TRECHO DO TEXTO:

<<<<

Os braços tensos mostram que novamente não foi fácil entrar na água, mas logo o corpo se acostumou. Foto feita pelo Thibaud.

Essa foto é claro que foi feita para brincar com os amigos que ficam postando fotos pegando sol nas praias brasileiras, mas acreditem, não é tão frio como parece. Foto feita pelo Thibaud.
O primeiro dia de 2020 começou cedo, já que eu queria estar antes do nascer do sol, em uma península com vista para o Glaciar Viedma, pois da praia não se vê a geleira. Outra vez o sol estava lindo, sem nuvens para atrapalhar seu nascer, então fiz minhas fotos e logo comecei o longo e entediante caminho de volta para El Chaltén. Depois de tantas paisagens impressionantes, andar 30 km com poucas vistas bonitas, já com as pernas um pouco cansadas, foi realmente desgastante. Nesse dia há mais uma tirolesa, sobre um rio que eu tentei atravessar a pé, mas desisti no meio, pois é mais fundo e caudaloso do que aparenta e fiquei com medo de molhar os equipamentos de foto.
Assim que cheguei em El Chaltén, um dos paranaenses falou que eu estava com cara de muito cansado, já o outro foi mais direto e disse que eu estava acabado. Amigos, né… No dia seguinte, o administrador do camping falou “acho que te vi ontem na estrada, quase se arrastando pelo acostamento, era você?”. É, acho que eu comecei o ano meio cansado, mas felicíssimo por ter feito as fotos dos dois circuitos.
No dia seguinte fui comemorar a virada do ano e o sucesso da trilha comendo um bom cordero patagonico junto com o Thibaud, Heather e Barney. Eu ainda queria fazer uma trilha bate-volta, que não é parte do projeto mas que dizem ser muito bonita, mas como não tinha previsão de melhora, mesmo depois de 3 dias de espera, resolvi seguir em frente, rumo ao Parque Nacional Patagônia, no Chile.
05 a 07/01/2020 - Sul do Parque Nacional Patagonia (Chile)
Depois de quase três semanas em El Chaltén, peguei a estrada de novo em mais um dia nublado e, às vezes, com chuva.
Ao chegar no Camping Casa de Piedra, dentro do Parque Nacional Patagonia, estacionei o carro e atravessei a ponte de pedestres que leva para a área de camping. Ainda sobre a ponte, vi que havia um grupo de 5 ou 6 pessoas no fim do gramado, do meu lado direito, todas olhando fixamente para o mato, do lado esquerdo. Fui até elas e me falaram que um puma estava indo para a ponte mas, quando me viu, entrou no mato.
Eu já havia perdido a chance de ver um puma alguns meses antes, em Torres del Paine, e agora novamente, que raiva! Enfim, fui montar a barraca mas, enquanto montava, pensei que não poderia desistir assim fácil. Atravessei mais uma vez a ponte e fui para a beira do rio na direção de onde falaram que o puma havia seguido. Depois de uns 20 minutos e nada do puma, voltei para a área de camping e as pessoas continuavam no mesmo local. Fui novamente até elas e disseram “quando você foi para o outro lado do rio ele saiu do mato e está deitado ali”.

>>>>

Registros de origem:
<<<<

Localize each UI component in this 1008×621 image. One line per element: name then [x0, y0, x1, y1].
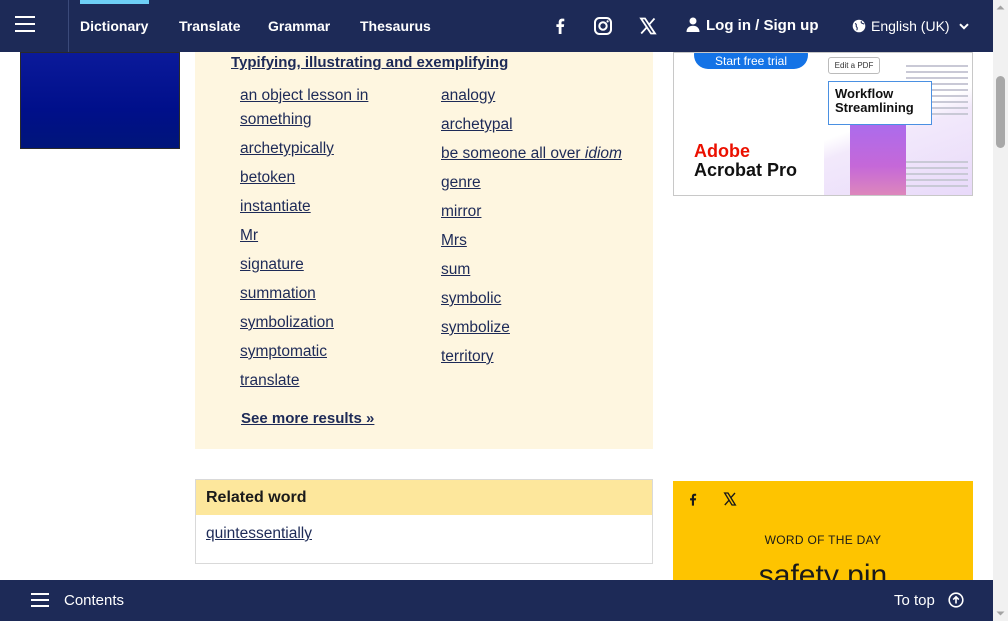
- login-signup-link[interactable]: Log in / Sign up: [686, 0, 818, 52]
- instagram-icon[interactable]: [591, 14, 615, 38]
- synonym-link[interactable]: archetypically: [240, 137, 430, 161]
- synonym-link[interactable]: analogy: [441, 84, 631, 108]
- thesaurus-heading-link[interactable]: Typifying, illustrating and exemplifying: [231, 54, 508, 71]
- ad-brand-product: Acrobat Pro: [694, 160, 798, 180]
- nav-divider: [68, 0, 69, 52]
- synonym-link-text: be someone all over: [441, 145, 581, 162]
- synonym-link[interactable]: be someone all over idiom: [441, 142, 631, 166]
- synonym-link[interactable]: an object lesson in something: [240, 84, 430, 132]
- scrollbar-thumb[interactable]: [996, 76, 1005, 148]
- scroll-up-arrow-icon[interactable]: [993, 0, 1008, 15]
- language-label: English (UK): [871, 18, 950, 34]
- ad-cta-button[interactable]: Start free trial: [694, 53, 808, 69]
- synonym-link[interactable]: mirror: [441, 200, 631, 224]
- contents-menu-icon[interactable]: [31, 593, 49, 607]
- contents-button[interactable]: Contents: [64, 580, 124, 621]
- facebook-icon[interactable]: [548, 14, 572, 38]
- x-icon[interactable]: [722, 491, 738, 507]
- facebook-icon[interactable]: [685, 491, 701, 507]
- word-of-the-day-panel: WORD OF THE DAY safety pin: [673, 481, 973, 591]
- related-word-heading: Related word: [196, 480, 652, 515]
- word-of-the-day-label: WORD OF THE DAY: [764, 533, 882, 547]
- synonym-link[interactable]: symbolization: [240, 311, 430, 335]
- chevron-down-icon: [959, 23, 970, 30]
- language-selector[interactable]: English (UK): [852, 0, 970, 52]
- user-icon: [686, 17, 700, 32]
- menu-icon[interactable]: [15, 16, 35, 32]
- synonym-column-left: an object lesson in something archetypic…: [240, 84, 430, 398]
- ad-headline: Workflow Streamlining: [828, 81, 932, 125]
- arrow-up-circle-icon[interactable]: [948, 592, 964, 608]
- left-ad-banner[interactable]: [20, 52, 180, 149]
- see-more-results-link[interactable]: See more results »: [241, 410, 374, 427]
- synonym-link[interactable]: archetypal: [441, 113, 631, 137]
- globe-icon: [852, 19, 866, 33]
- related-word-link[interactable]: quintessentially: [206, 525, 312, 543]
- vertical-scrollbar[interactable]: [993, 0, 1008, 621]
- synonym-link[interactable]: territory: [441, 345, 631, 369]
- synonym-link[interactable]: instantiate: [240, 195, 430, 219]
- related-word-box: Related word quintessentially: [195, 479, 653, 564]
- synonym-link[interactable]: signature: [240, 253, 430, 277]
- adobe-ad-banner[interactable]: Start free trial Edit a PDF Workflow Str…: [673, 52, 973, 196]
- tab-grammar[interactable]: Grammar: [268, 0, 330, 52]
- to-top-button[interactable]: To top: [894, 580, 935, 621]
- synonym-link[interactable]: summation: [240, 282, 430, 306]
- bottom-bar: Contents To top: [0, 580, 993, 621]
- thesaurus-box: Typifying, illustrating and exemplifying…: [195, 52, 653, 449]
- synonym-link[interactable]: symbolize: [441, 316, 631, 340]
- synonym-column-right: analogy archetypal be someone all over i…: [441, 84, 631, 374]
- synonym-link[interactable]: symbolic: [441, 287, 631, 311]
- idiom-tag: idiom: [584, 145, 622, 162]
- synonym-link[interactable]: Mrs: [441, 229, 631, 253]
- synonym-link[interactable]: sum: [441, 258, 631, 282]
- synonym-link[interactable]: Mr: [240, 224, 430, 248]
- synonym-link[interactable]: symptomatic: [240, 340, 430, 364]
- synonym-link[interactable]: betoken: [240, 166, 430, 190]
- x-icon[interactable]: [636, 14, 660, 38]
- ad-purple-panel: [850, 117, 906, 195]
- tab-translate[interactable]: Translate: [179, 0, 240, 52]
- top-navigation-bar: Dictionary Translate Grammar Thesaurus L…: [0, 0, 993, 52]
- tab-thesaurus[interactable]: Thesaurus: [360, 0, 431, 52]
- scroll-down-arrow-icon[interactable]: [993, 606, 1008, 621]
- synonym-link[interactable]: genre: [441, 171, 631, 195]
- synonym-link[interactable]: translate: [240, 369, 430, 393]
- ad-brand-adobe: Adobe: [694, 141, 750, 161]
- ad-text-lines: [906, 161, 968, 191]
- login-label: Log in / Sign up: [706, 17, 819, 34]
- tab-dictionary[interactable]: Dictionary: [80, 0, 150, 52]
- ad-edit-pdf-chip: Edit a PDF: [828, 57, 880, 74]
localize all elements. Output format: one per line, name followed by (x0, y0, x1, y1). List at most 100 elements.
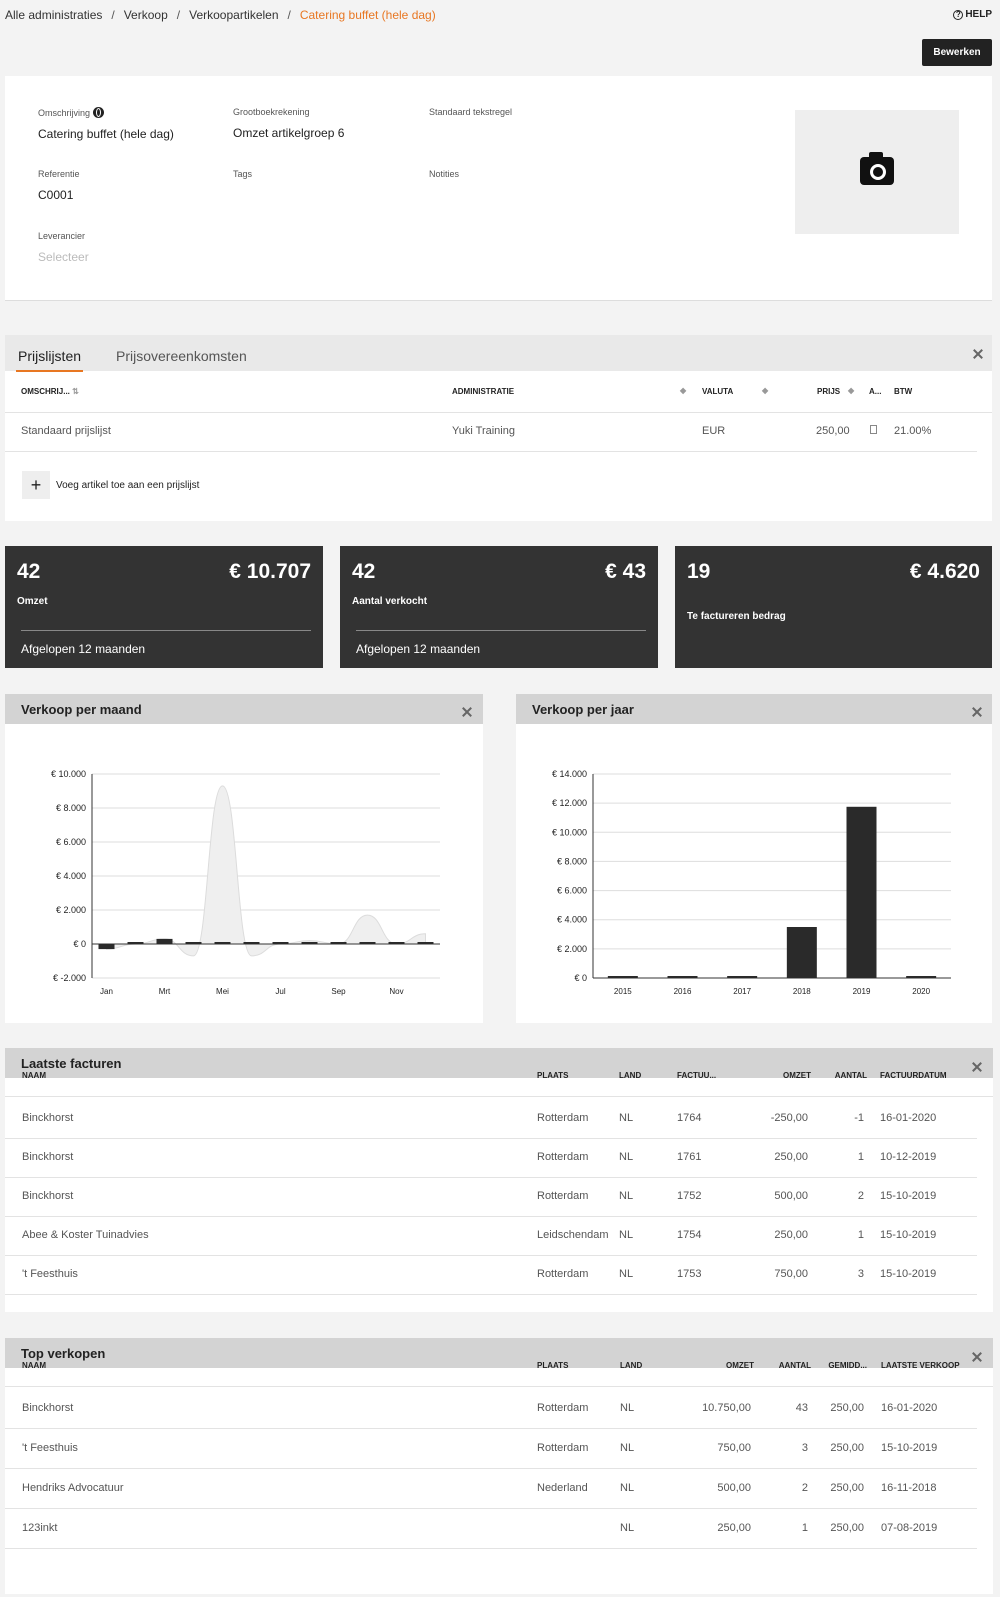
col-header-plaats[interactable]: PLAATS (537, 1071, 568, 1080)
breadcrumb-item-verkoopartikelen[interactable]: Verkoopartikelen (189, 8, 278, 22)
col-header-btw[interactable]: BTW (894, 387, 912, 396)
top-sales-row-omzet: 750,00 (717, 1442, 751, 1454)
field-leverancier: Leverancier Selecteer (38, 231, 89, 264)
col-header-prijs[interactable]: PRIJS (817, 387, 840, 396)
globe-icon[interactable] (93, 107, 105, 118)
leverancier-select[interactable]: Selecteer (38, 250, 89, 264)
top-sales-row-land: NL (620, 1482, 635, 1494)
add-to-pricelist-button[interactable]: + (22, 471, 50, 499)
col-header-laatste-verkoop[interactable]: LAATSTE VERKOOP (881, 1361, 960, 1370)
y-tick-label: € 6.000 (56, 837, 86, 847)
expand-icon[interactable] (971, 1351, 983, 1363)
col-header-omschrijving[interactable]: OMSCHRIJ... ⇅ (21, 387, 79, 396)
invoice-row-plaats: Rotterdam (537, 1190, 589, 1202)
bar (359, 942, 376, 944)
price-lists-card: Prijslijsten Prijsovereenkomsten OMSCHRI… (5, 335, 992, 521)
invoice-row-naam[interactable]: 't Feesthuis (22, 1268, 78, 1280)
col-header-factuur[interactable]: FACTUU... (677, 1071, 716, 1080)
y-tick-label: € -2.000 (53, 973, 86, 983)
expand-icon[interactable] (461, 706, 473, 718)
bar (98, 944, 115, 950)
leverancier-label: Leverancier (38, 231, 86, 241)
invoice-row-naam[interactable]: Binckhorst (22, 1190, 73, 1202)
invoice-row-naam[interactable]: Abee & Koster Tuinadvies (22, 1229, 149, 1241)
expand-icon[interactable] (971, 1061, 983, 1073)
invoice-row-plaats: Rotterdam (537, 1268, 589, 1280)
top-sales-row-land: NL (620, 1402, 635, 1414)
invoice-row-omzet: 500,00 (774, 1190, 808, 1202)
edit-button[interactable]: Bewerken (922, 39, 992, 66)
col-header-a[interactable]: A... (869, 387, 881, 396)
col-header-administratie[interactable]: ADMINISTRATIE (452, 387, 514, 396)
expand-icon[interactable] (971, 706, 983, 718)
kpi-count: 42 (352, 560, 376, 583)
bar (185, 942, 202, 944)
divider (5, 1386, 993, 1387)
bar (330, 942, 347, 944)
invoice-row-plaats: Rotterdam (537, 1151, 589, 1163)
breadcrumb-item-verkoop[interactable]: Verkoop (124, 8, 168, 22)
col-header-land[interactable]: LAND (620, 1361, 642, 1370)
col-header-omzet[interactable]: OMZET (783, 1071, 811, 1080)
kpi-amount: € 4.620 (909, 560, 980, 583)
top-sales-row-plaats: Nederland (537, 1482, 588, 1494)
help-link[interactable]: ? HELP (953, 9, 992, 20)
col-header-gemiddeld[interactable]: GEMIDD... (828, 1361, 867, 1370)
col-header-aantal[interactable]: AANTAL (835, 1071, 867, 1080)
invoice-row-naam[interactable]: Binckhorst (22, 1151, 73, 1163)
top-sales-row-aantal: 1 (801, 1522, 808, 1534)
price-row-administratie: Yuki Training (452, 425, 515, 437)
panel-header: Verkoop per maand (5, 694, 483, 724)
divider (21, 630, 311, 631)
top-sales-row-naam[interactable]: Hendriks Advocatuur (22, 1482, 124, 1494)
bar (786, 927, 817, 978)
invoice-row-land: NL (619, 1268, 634, 1280)
price-row-omschrijving[interactable]: Standaard prijslijst (21, 425, 111, 437)
top-sales-row-omzet: 500,00 (717, 1482, 751, 1494)
col-header-land[interactable]: LAND (619, 1071, 641, 1080)
sort-icon[interactable]: ◆ (848, 386, 854, 395)
expand-icon[interactable] (972, 348, 984, 360)
top-sales-row-naam[interactable]: Binckhorst (22, 1402, 73, 1414)
invoice-row-factuurdatum: 15-10-2019 (880, 1268, 937, 1280)
row-divider (5, 1468, 977, 1469)
tab-prijslijsten[interactable]: Prijslijsten (15, 348, 84, 372)
bar (667, 976, 698, 978)
invoice-row-aantal: 1 (857, 1229, 864, 1241)
top-sales-row-naam[interactable]: 't Feesthuis (22, 1442, 78, 1454)
breadcrumb-current: Catering buffet (hele dag) (299, 8, 436, 22)
invoice-row-naam[interactable]: Binckhorst (22, 1112, 73, 1124)
col-header-naam[interactable]: NAAM (22, 1071, 46, 1080)
col-header-plaats[interactable]: PLAATS (537, 1361, 568, 1370)
col-header-naam[interactable]: NAAM (22, 1361, 46, 1370)
add-to-pricelist-label[interactable]: Voeg artikel toe aan een prijslijst (56, 480, 199, 491)
panel-title: Verkoop per jaar (532, 702, 634, 717)
x-tick-label: 2017 (733, 987, 751, 996)
sort-icon[interactable]: ◆ (762, 386, 768, 395)
divider (356, 630, 646, 631)
col-header-omzet[interactable]: OMZET (726, 1361, 754, 1370)
omschrijving-label: Omschrijving (38, 108, 91, 118)
x-tick-label: 2018 (793, 987, 811, 996)
photo-upload[interactable] (795, 110, 959, 234)
sort-icon[interactable]: ◆ (680, 386, 686, 395)
price-row-prijs: 250,00 (816, 425, 850, 437)
top-sales-row-omzet: 250,00 (717, 1522, 751, 1534)
month-chart: € -2.000 € 0 € 2.000 € 4.000 € 6.000 € 8.000 €… (51, 769, 440, 996)
col-header-factuurdatum[interactable]: FACTUURDATUM (880, 1071, 947, 1080)
kpi-omzet: 42 € 10.707 Omzet Afgelopen 12 maanden (5, 546, 323, 668)
kpi-label: Aantal verkocht (352, 596, 428, 607)
top-sales-row-gemiddeld: 250,00 (830, 1482, 864, 1494)
price-row-checkbox[interactable] (870, 425, 877, 434)
col-header-valuta[interactable]: VALUTA (702, 387, 733, 396)
sort-icon: ⇅ (72, 387, 79, 396)
breadcrumb-item-administraties[interactable]: Alle administraties (5, 8, 102, 22)
top-sales-row-laatste-verkoop: 16-11-2018 (881, 1482, 937, 1494)
tab-prijsovereenkomsten[interactable]: Prijsovereenkomsten (116, 348, 247, 364)
top-sales-row-naam[interactable]: 123inkt (22, 1522, 57, 1534)
col-header-aantal[interactable]: AANTAL (779, 1361, 811, 1370)
x-tick-label: 2020 (912, 987, 930, 996)
invoice-row-factuur: 1754 (677, 1229, 702, 1241)
y-tick-label: € 0 (73, 939, 86, 949)
kpi-label: Te factureren bedrag (687, 611, 786, 622)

>>>>

EXERCÍCIO: Por favor, devolva sem alterações a passagem do relato de viagem que começa nas palavras "Os braços tensos" e termina logo depois de "parece. Foto feita pelo Thibaud.". Este material vem de outra fonte.

RESOLUÇÃO:
Os braços tensos mostram que novamente não foi fácil entrar na água, mas logo o corpo se acostumou. Foto feita pelo Thibaud.

Essa foto é claro que foi feita para brincar com os amigos que ficam postando fotos pegando sol nas praias brasileiras, mas acreditem, não é tão frio como parece. Foto feita pelo Thibaud.